> _Data rows_:
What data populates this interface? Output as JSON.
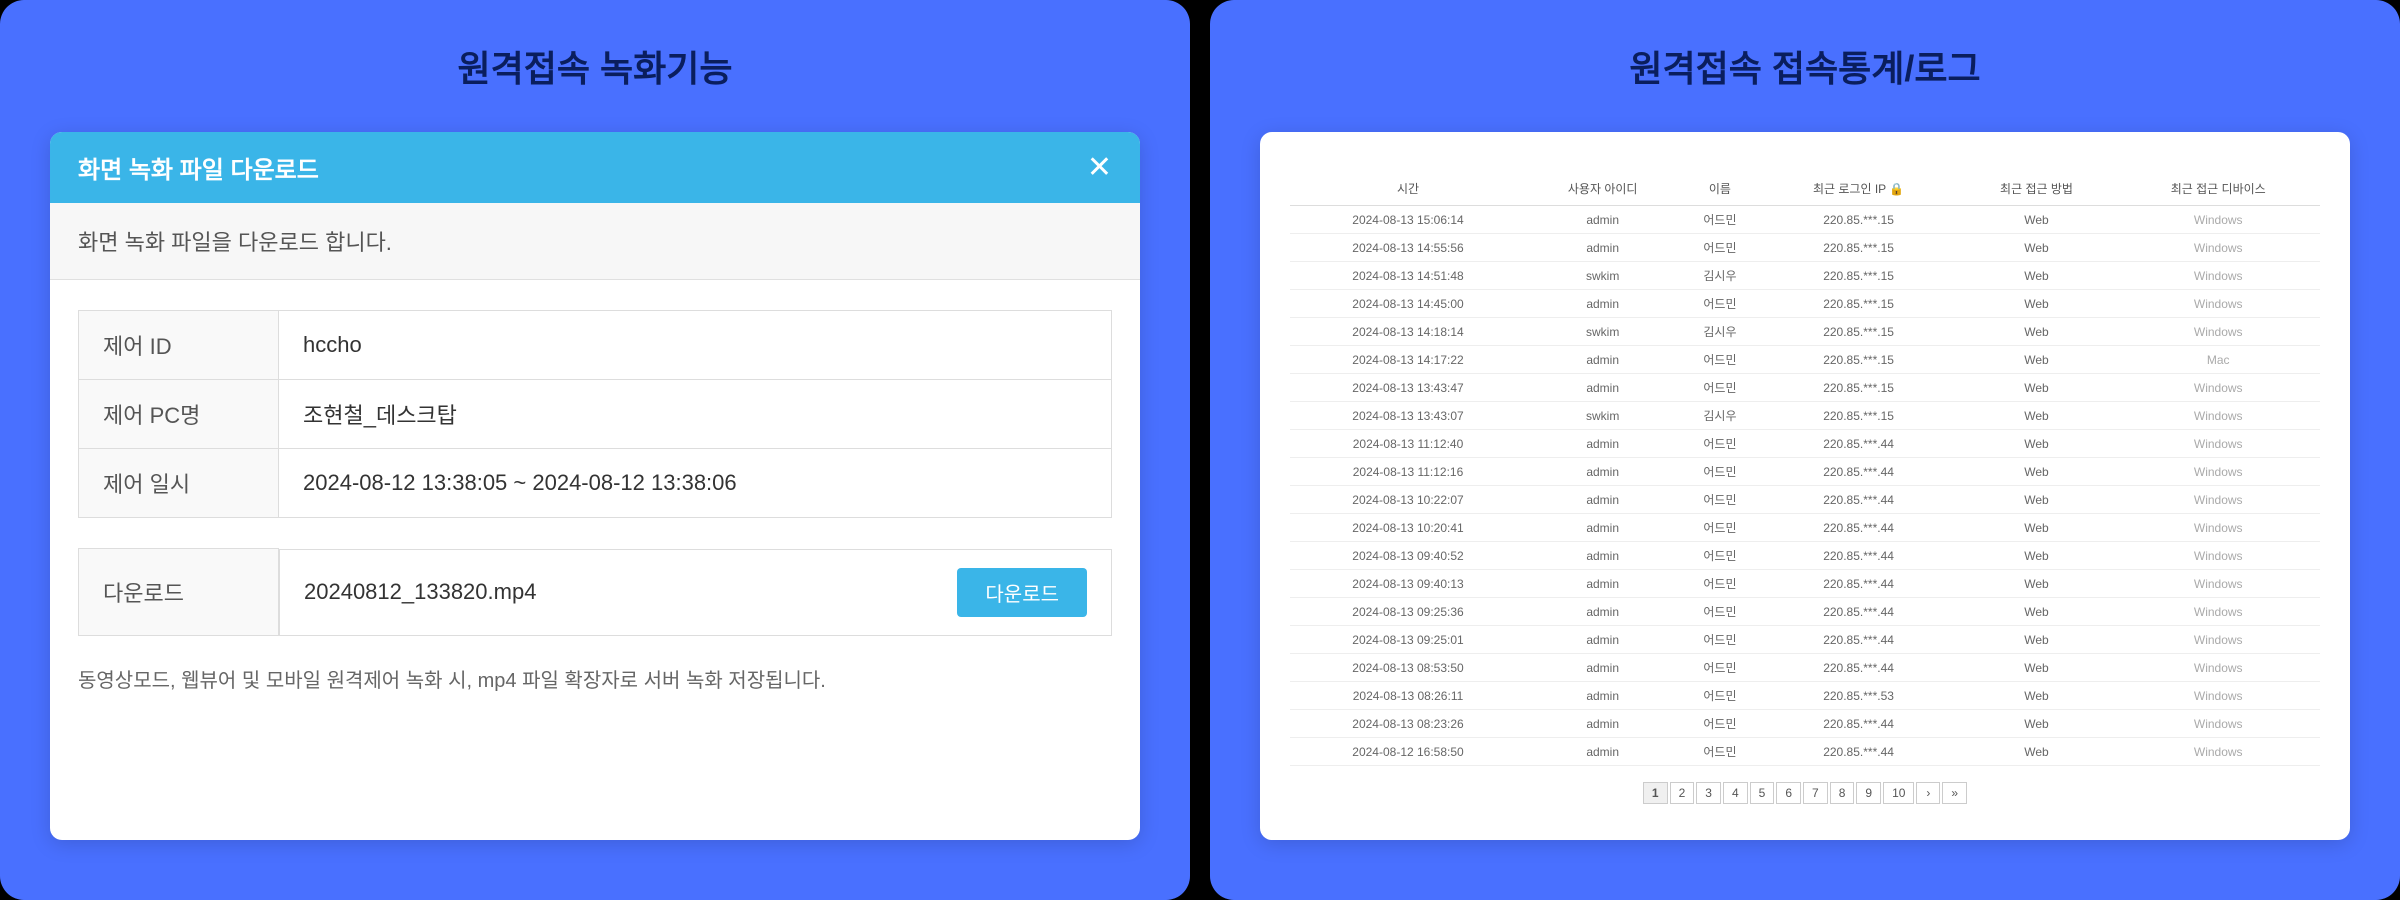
{
  "left": {
    "title": "원격접속 녹화기능",
    "dialog": {
      "header": "화면 녹화 파일 다운로드",
      "subtitle": "화면 녹화 파일을 다운로드 합니다.",
      "rows": {
        "id_label": "제어 ID",
        "id_value": "hccho",
        "pc_label": "제어 PC명",
        "pc_value": "조현철_데스크탑",
        "time_label": "제어 일시",
        "time_value": "2024-08-12 13:38:05 ~ 2024-08-12 13:38:06",
        "download_label": "다운로드",
        "download_file": "20240812_133820.mp4",
        "download_btn": "다운로드"
      },
      "footer": "동영상모드, 웹뷰어 및 모바일 원격제어 녹화 시, mp4 파일 확장자로 서버 녹화 저장됩니다."
    }
  },
  "right": {
    "title": "원격접속 접속통계/로그",
    "headers": {
      "time": "시간",
      "userid": "사용자 아이디",
      "name": "이름",
      "ip": "최근 로그인 IP",
      "method": "최근 접근 방법",
      "device": "최근 접근 디바이스"
    },
    "rows": [
      {
        "t": "2024-08-13 15:06:14",
        "u": "admin",
        "n": "어드민",
        "ip": "220.85.***.15",
        "m": "Web",
        "d": "Windows"
      },
      {
        "t": "2024-08-13 14:55:56",
        "u": "admin",
        "n": "어드민",
        "ip": "220.85.***.15",
        "m": "Web",
        "d": "Windows"
      },
      {
        "t": "2024-08-13 14:51:48",
        "u": "swkim",
        "n": "김시우",
        "ip": "220.85.***.15",
        "m": "Web",
        "d": "Windows"
      },
      {
        "t": "2024-08-13 14:45:00",
        "u": "admin",
        "n": "어드민",
        "ip": "220.85.***.15",
        "m": "Web",
        "d": "Windows"
      },
      {
        "t": "2024-08-13 14:18:14",
        "u": "swkim",
        "n": "김시우",
        "ip": "220.85.***.15",
        "m": "Web",
        "d": "Windows"
      },
      {
        "t": "2024-08-13 14:17:22",
        "u": "admin",
        "n": "어드민",
        "ip": "220.85.***.15",
        "m": "Web",
        "d": "Mac"
      },
      {
        "t": "2024-08-13 13:43:47",
        "u": "admin",
        "n": "어드민",
        "ip": "220.85.***.15",
        "m": "Web",
        "d": "Windows"
      },
      {
        "t": "2024-08-13 13:43:07",
        "u": "swkim",
        "n": "김시우",
        "ip": "220.85.***.15",
        "m": "Web",
        "d": "Windows"
      },
      {
        "t": "2024-08-13 11:12:40",
        "u": "admin",
        "n": "어드민",
        "ip": "220.85.***.44",
        "m": "Web",
        "d": "Windows"
      },
      {
        "t": "2024-08-13 11:12:16",
        "u": "admin",
        "n": "어드민",
        "ip": "220.85.***.44",
        "m": "Web",
        "d": "Windows"
      },
      {
        "t": "2024-08-13 10:22:07",
        "u": "admin",
        "n": "어드민",
        "ip": "220.85.***.44",
        "m": "Web",
        "d": "Windows"
      },
      {
        "t": "2024-08-13 10:20:41",
        "u": "admin",
        "n": "어드민",
        "ip": "220.85.***.44",
        "m": "Web",
        "d": "Windows"
      },
      {
        "t": "2024-08-13 09:40:52",
        "u": "admin",
        "n": "어드민",
        "ip": "220.85.***.44",
        "m": "Web",
        "d": "Windows"
      },
      {
        "t": "2024-08-13 09:40:13",
        "u": "admin",
        "n": "어드민",
        "ip": "220.85.***.44",
        "m": "Web",
        "d": "Windows"
      },
      {
        "t": "2024-08-13 09:25:36",
        "u": "admin",
        "n": "어드민",
        "ip": "220.85.***.44",
        "m": "Web",
        "d": "Windows"
      },
      {
        "t": "2024-08-13 09:25:01",
        "u": "admin",
        "n": "어드민",
        "ip": "220.85.***.44",
        "m": "Web",
        "d": "Windows"
      },
      {
        "t": "2024-08-13 08:53:50",
        "u": "admin",
        "n": "어드민",
        "ip": "220.85.***.44",
        "m": "Web",
        "d": "Windows"
      },
      {
        "t": "2024-08-13 08:26:11",
        "u": "admin",
        "n": "어드민",
        "ip": "220.85.***.53",
        "m": "Web",
        "d": "Windows"
      },
      {
        "t": "2024-08-13 08:23:26",
        "u": "admin",
        "n": "어드민",
        "ip": "220.85.***.44",
        "m": "Web",
        "d": "Windows"
      },
      {
        "t": "2024-08-12 16:58:50",
        "u": "admin",
        "n": "어드민",
        "ip": "220.85.***.44",
        "m": "Web",
        "d": "Windows"
      }
    ],
    "pagination": [
      "1",
      "2",
      "3",
      "4",
      "5",
      "6",
      "7",
      "8",
      "9",
      "10",
      "›",
      "»"
    ]
  }
}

> _What is expected_: Go through the listing above and quote it exactly, apart from its images.

> _Result below_:
What data populates this interface? Output as JSON.
{
  "left": {
    "title": "원격접속 녹화기능",
    "dialog": {
      "header": "화면 녹화 파일 다운로드",
      "subtitle": "화면 녹화 파일을 다운로드 합니다.",
      "rows": {
        "id_label": "제어 ID",
        "id_value": "hccho",
        "pc_label": "제어 PC명",
        "pc_value": "조현철_데스크탑",
        "time_label": "제어 일시",
        "time_value": "2024-08-12 13:38:05 ~ 2024-08-12 13:38:06",
        "download_label": "다운로드",
        "download_file": "20240812_133820.mp4",
        "download_btn": "다운로드"
      },
      "footer": "동영상모드, 웹뷰어 및 모바일 원격제어 녹화 시, mp4 파일 확장자로 서버 녹화 저장됩니다."
    }
  },
  "right": {
    "title": "원격접속 접속통계/로그",
    "headers": {
      "time": "시간",
      "userid": "사용자 아이디",
      "name": "이름",
      "ip": "최근 로그인 IP",
      "method": "최근 접근 방법",
      "device": "최근 접근 디바이스"
    },
    "rows": [
      {
        "t": "2024-08-13 15:06:14",
        "u": "admin",
        "n": "어드민",
        "ip": "220.85.***.15",
        "m": "Web",
        "d": "Windows"
      },
      {
        "t": "2024-08-13 14:55:56",
        "u": "admin",
        "n": "어드민",
        "ip": "220.85.***.15",
        "m": "Web",
        "d": "Windows"
      },
      {
        "t": "2024-08-13 14:51:48",
        "u": "swkim",
        "n": "김시우",
        "ip": "220.85.***.15",
        "m": "Web",
        "d": "Windows"
      },
      {
        "t": "2024-08-13 14:45:00",
        "u": "admin",
        "n": "어드민",
        "ip": "220.85.***.15",
        "m": "Web",
        "d": "Windows"
      },
      {
        "t": "2024-08-13 14:18:14",
        "u": "swkim",
        "n": "김시우",
        "ip": "220.85.***.15",
        "m": "Web",
        "d": "Windows"
      },
      {
        "t": "2024-08-13 14:17:22",
        "u": "admin",
        "n": "어드민",
        "ip": "220.85.***.15",
        "m": "Web",
        "d": "Mac"
      },
      {
        "t": "2024-08-13 13:43:47",
        "u": "admin",
        "n": "어드민",
        "ip": "220.85.***.15",
        "m": "Web",
        "d": "Windows"
      },
      {
        "t": "2024-08-13 13:43:07",
        "u": "swkim",
        "n": "김시우",
        "ip": "220.85.***.15",
        "m": "Web",
        "d": "Windows"
      },
      {
        "t": "2024-08-13 11:12:40",
        "u": "admin",
        "n": "어드민",
        "ip": "220.85.***.44",
        "m": "Web",
        "d": "Windows"
      },
      {
        "t": "2024-08-13 11:12:16",
        "u": "admin",
        "n": "어드민",
        "ip": "220.85.***.44",
        "m": "Web",
        "d": "Windows"
      },
      {
        "t": "2024-08-13 10:22:07",
        "u": "admin",
        "n": "어드민",
        "ip": "220.85.***.44",
        "m": "Web",
        "d": "Windows"
      },
      {
        "t": "2024-08-13 10:20:41",
        "u": "admin",
        "n": "어드민",
        "ip": "220.85.***.44",
        "m": "Web",
        "d": "Windows"
      },
      {
        "t": "2024-08-13 09:40:52",
        "u": "admin",
        "n": "어드민",
        "ip": "220.85.***.44",
        "m": "Web",
        "d": "Windows"
      },
      {
        "t": "2024-08-13 09:40:13",
        "u": "admin",
        "n": "어드민",
        "ip": "220.85.***.44",
        "m": "Web",
        "d": "Windows"
      },
      {
        "t": "2024-08-13 09:25:36",
        "u": "admin",
        "n": "어드민",
        "ip": "220.85.***.44",
        "m": "Web",
        "d": "Windows"
      },
      {
        "t": "2024-08-13 09:25:01",
        "u": "admin",
        "n": "어드민",
        "ip": "220.85.***.44",
        "m": "Web",
        "d": "Windows"
      },
      {
        "t": "2024-08-13 08:53:50",
        "u": "admin",
        "n": "어드민",
        "ip": "220.85.***.44",
        "m": "Web",
        "d": "Windows"
      },
      {
        "t": "2024-08-13 08:26:11",
        "u": "admin",
        "n": "어드민",
        "ip": "220.85.***.53",
        "m": "Web",
        "d": "Windows"
      },
      {
        "t": "2024-08-13 08:23:26",
        "u": "admin",
        "n": "어드민",
        "ip": "220.85.***.44",
        "m": "Web",
        "d": "Windows"
      },
      {
        "t": "2024-08-12 16:58:50",
        "u": "admin",
        "n": "어드민",
        "ip": "220.85.***.44",
        "m": "Web",
        "d": "Windows"
      }
    ],
    "pagination": [
      "1",
      "2",
      "3",
      "4",
      "5",
      "6",
      "7",
      "8",
      "9",
      "10",
      "›",
      "»"
    ]
  }
}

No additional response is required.